- **OBJECTIVE**
Print the entire listing. Each line must match the original exactly.

+===+

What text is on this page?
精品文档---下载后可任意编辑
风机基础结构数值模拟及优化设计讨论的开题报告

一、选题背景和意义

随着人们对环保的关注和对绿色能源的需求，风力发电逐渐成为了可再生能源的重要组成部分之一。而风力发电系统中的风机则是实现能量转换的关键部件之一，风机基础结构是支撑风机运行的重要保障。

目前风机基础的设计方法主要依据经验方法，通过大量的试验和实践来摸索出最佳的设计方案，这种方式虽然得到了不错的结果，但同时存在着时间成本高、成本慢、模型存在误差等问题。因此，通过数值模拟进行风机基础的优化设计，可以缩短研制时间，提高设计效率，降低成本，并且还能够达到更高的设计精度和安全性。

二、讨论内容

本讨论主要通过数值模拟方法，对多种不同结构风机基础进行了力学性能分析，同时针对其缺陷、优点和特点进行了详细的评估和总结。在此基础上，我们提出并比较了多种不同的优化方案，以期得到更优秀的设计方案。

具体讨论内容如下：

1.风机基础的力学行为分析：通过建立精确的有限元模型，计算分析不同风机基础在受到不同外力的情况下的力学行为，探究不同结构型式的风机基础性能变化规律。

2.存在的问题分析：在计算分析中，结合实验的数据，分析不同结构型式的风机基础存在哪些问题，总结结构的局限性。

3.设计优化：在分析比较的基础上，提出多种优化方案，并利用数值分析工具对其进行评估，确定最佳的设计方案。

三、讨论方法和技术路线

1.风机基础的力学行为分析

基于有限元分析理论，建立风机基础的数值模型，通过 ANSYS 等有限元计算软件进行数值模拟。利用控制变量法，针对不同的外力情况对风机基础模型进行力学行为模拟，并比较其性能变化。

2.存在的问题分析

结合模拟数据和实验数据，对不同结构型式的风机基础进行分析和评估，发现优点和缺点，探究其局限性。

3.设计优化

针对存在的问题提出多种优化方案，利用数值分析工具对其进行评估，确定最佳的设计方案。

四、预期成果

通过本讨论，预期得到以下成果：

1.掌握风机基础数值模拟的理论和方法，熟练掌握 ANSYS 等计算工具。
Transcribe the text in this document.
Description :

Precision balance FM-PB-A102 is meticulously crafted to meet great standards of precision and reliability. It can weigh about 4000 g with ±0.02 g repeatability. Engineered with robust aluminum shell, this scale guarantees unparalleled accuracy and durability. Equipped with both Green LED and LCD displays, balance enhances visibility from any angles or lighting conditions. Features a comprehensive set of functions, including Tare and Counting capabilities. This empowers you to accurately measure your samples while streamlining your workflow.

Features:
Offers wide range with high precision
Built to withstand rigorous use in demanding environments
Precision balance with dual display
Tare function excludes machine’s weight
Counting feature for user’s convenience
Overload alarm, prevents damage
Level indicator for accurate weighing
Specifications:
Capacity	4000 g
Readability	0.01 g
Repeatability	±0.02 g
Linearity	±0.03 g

+===+

- **CORRECT RESPONSE**
What text is on this page?
精品文档---下载后可任意编辑
风机基础结构数值模拟及优化设计讨论的开题报告

一、选题背景和意义

随着人们对环保的关注和对绿色能源的需求，风力发电逐渐成为了可再生能源的重要组成部分之一。而风力发电系统中的风机则是实现能量转换的关键部件之一，风机基础结构是支撑风机运行的重要保障。

目前风机基础的设计方法主要依据经验方法，通过大量的试验和实践来摸索出最佳的设计方案，这种方式虽然得到了不错的结果，但同时存在着时间成本高、成本慢、模型存在误差等问题。因此，通过数值模拟进行风机基础的优化设计，可以缩短研制时间，提高设计效率，降低成本，并且还能够达到更高的设计精度和安全性。

二、讨论内容

本讨论主要通过数值模拟方法，对多种不同结构风机基础进行了力学性能分析，同时针对其缺陷、优点和特点进行了详细的评估和总结。在此基础上，我们提出并比较了多种不同的优化方案，以期得到更优秀的设计方案。

具体讨论内容如下：

1.风机基础的力学行为分析：通过建立精确的有限元模型，计算分析不同风机基础在受到不同外力的情况下的力学行为，探究不同结构型式的风机基础性能变化规律。

2.存在的问题分析：在计算分析中，结合实验的数据，分析不同结构型式的风机基础存在哪些问题，总结结构的局限性。

3.设计优化：在分析比较的基础上，提出多种优化方案，并利用数值分析工具对其进行评估，确定最佳的设计方案。

三、讨论方法和技术路线

1.风机基础的力学行为分析

基于有限元分析理论，建立风机基础的数值模型，通过 ANSYS 等有限元计算软件进行数值模拟。利用控制变量法，针对不同的外力情况对风机基础模型进行力学行为模拟，并比较其性能变化。

2.存在的问题分析

结合模拟数据和实验数据，对不同结构型式的风机基础进行分析和评估，发现优点和缺点，探究其局限性。

3.设计优化

针对存在的问题提出多种优化方案，利用数值分析工具对其进行评估，确定最佳的设计方案。

四、预期成果

通过本讨论，预期得到以下成果：

1.掌握风机基础数值模拟的理论和方法，熟练掌握 ANSYS 等计算工具。
Transcribe the text in this document.
Description :

Precision balance FM-PB-A102 is meticulously crafted to meet great standards of precision and reliability. It can weigh about 4000 g with ±0.02 g repeatability. Engineered with robust aluminum shell, this scale guarantees unparalleled accuracy and durability. Equipped with both Green LED and LCD displays, balance enhances visibility from any angles or lighting conditions. Features a comprehensive set of functions, including Tare and Counting capabilities. This empowers you to accurately measure your samples while streamlining your workflow.

Features:
Offers wide range with high precision
Built to withstand rigorous use in demanding environments
Precision balance with dual display
Tare function excludes machine’s weight
Counting feature for user’s convenience
Overload alarm, prevents damage
Level indicator for accurate weighing
Specifications:
Capacity	4000 g
Readability	0.01 g
Repeatability	±0.02 g
Linearity	±0.03 g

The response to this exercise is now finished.